(Description of the task)
Gather, from the listing beneath this task, every line holding the string "ishlaydi".

Data listing
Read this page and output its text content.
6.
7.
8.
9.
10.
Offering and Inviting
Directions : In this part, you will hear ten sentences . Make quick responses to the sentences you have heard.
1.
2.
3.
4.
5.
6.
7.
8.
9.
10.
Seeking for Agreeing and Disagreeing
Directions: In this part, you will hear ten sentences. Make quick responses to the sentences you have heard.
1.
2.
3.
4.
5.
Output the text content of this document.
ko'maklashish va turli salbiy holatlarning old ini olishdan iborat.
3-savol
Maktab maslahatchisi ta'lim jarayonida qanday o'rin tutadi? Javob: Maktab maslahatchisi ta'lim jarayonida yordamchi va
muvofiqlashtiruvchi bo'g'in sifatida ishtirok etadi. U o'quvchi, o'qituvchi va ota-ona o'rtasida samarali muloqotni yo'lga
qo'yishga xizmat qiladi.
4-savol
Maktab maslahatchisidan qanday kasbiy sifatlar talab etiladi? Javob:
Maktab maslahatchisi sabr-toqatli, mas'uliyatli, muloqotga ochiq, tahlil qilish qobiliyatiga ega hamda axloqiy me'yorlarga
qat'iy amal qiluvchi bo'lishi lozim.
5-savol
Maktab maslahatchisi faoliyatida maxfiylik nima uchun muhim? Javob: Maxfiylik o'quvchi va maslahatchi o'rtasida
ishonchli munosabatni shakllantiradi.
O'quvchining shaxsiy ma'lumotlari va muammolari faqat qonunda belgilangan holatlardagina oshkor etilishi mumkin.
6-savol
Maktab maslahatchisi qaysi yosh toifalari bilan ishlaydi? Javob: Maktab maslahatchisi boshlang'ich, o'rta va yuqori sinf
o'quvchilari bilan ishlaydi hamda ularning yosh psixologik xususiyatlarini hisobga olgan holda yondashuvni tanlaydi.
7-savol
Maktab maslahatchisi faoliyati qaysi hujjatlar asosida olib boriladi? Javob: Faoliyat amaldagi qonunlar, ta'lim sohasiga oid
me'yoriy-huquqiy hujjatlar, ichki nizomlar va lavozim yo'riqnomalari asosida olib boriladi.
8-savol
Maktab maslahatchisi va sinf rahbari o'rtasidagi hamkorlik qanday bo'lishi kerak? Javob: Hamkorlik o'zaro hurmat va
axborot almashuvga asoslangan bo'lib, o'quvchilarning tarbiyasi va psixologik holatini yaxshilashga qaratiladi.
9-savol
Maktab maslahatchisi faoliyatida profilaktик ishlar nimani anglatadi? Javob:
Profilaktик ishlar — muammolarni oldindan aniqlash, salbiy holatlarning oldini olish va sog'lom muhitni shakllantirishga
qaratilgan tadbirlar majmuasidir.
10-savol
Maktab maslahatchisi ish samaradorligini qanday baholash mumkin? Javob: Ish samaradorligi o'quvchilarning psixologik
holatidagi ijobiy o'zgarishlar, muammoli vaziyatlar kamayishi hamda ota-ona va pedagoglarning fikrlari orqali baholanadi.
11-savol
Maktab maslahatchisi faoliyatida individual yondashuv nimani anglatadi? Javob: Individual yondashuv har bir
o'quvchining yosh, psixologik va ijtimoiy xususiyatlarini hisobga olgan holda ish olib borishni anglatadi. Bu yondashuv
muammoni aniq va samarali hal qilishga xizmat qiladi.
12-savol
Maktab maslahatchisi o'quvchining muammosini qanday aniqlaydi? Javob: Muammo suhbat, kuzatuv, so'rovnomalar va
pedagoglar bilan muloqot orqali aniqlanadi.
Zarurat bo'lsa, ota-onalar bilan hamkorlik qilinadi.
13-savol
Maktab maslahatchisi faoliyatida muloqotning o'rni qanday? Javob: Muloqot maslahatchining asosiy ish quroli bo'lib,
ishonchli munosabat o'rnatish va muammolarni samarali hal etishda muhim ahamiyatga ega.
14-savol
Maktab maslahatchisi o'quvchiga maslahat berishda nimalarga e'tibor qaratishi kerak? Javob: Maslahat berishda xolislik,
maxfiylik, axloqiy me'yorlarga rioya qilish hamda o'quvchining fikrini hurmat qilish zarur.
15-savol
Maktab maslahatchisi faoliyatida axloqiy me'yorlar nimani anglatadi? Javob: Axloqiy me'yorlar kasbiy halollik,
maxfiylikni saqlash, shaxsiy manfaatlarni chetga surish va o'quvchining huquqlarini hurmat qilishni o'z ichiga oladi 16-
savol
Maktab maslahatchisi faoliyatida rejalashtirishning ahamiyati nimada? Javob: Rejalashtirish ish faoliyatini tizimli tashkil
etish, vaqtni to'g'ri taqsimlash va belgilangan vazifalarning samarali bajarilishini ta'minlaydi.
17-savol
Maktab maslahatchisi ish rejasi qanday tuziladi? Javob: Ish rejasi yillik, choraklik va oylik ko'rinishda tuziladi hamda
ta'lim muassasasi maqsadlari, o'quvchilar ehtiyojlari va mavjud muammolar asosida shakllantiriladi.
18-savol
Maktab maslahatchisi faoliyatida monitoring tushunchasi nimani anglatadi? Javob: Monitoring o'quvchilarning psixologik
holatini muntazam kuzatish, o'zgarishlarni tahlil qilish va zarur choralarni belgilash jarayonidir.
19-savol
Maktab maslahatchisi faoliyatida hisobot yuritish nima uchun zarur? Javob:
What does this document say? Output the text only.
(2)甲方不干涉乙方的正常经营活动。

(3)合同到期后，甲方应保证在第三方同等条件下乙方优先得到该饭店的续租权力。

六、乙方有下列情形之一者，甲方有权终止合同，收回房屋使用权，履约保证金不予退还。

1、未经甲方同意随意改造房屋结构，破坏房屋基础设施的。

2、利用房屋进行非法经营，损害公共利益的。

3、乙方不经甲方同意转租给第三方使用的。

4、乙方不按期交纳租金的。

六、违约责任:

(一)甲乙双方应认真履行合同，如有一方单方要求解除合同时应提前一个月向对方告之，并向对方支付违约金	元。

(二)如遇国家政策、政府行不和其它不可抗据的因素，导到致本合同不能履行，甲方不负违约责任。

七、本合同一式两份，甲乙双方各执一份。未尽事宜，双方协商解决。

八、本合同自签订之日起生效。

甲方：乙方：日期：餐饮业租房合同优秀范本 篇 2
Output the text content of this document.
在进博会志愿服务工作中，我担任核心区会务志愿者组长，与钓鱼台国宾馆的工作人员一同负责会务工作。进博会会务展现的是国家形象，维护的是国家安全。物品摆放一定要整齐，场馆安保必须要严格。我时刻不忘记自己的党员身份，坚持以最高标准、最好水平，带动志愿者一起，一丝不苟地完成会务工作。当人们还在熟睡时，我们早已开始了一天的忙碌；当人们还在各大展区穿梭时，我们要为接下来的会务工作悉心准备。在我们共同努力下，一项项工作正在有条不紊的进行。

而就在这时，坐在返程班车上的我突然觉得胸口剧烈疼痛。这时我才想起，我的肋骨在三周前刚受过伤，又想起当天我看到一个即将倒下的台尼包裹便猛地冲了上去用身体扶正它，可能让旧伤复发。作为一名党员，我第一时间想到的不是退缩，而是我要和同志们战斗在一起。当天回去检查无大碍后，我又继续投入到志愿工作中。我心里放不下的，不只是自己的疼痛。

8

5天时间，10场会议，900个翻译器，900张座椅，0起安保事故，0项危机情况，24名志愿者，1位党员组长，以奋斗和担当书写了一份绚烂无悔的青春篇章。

(Exercise answer)
Maktab maslahatchisi qaysi yosh toifalari bilan ishlaydi? Javob: Maktab maslahatchisi boshlang'ich, o'rta va yuqori sinf
o'quvchilari bilan ishlaydi hamda ularning yosh psixologik xususiyatlarini hisobga olgan holda yondashuvni tanlaydi.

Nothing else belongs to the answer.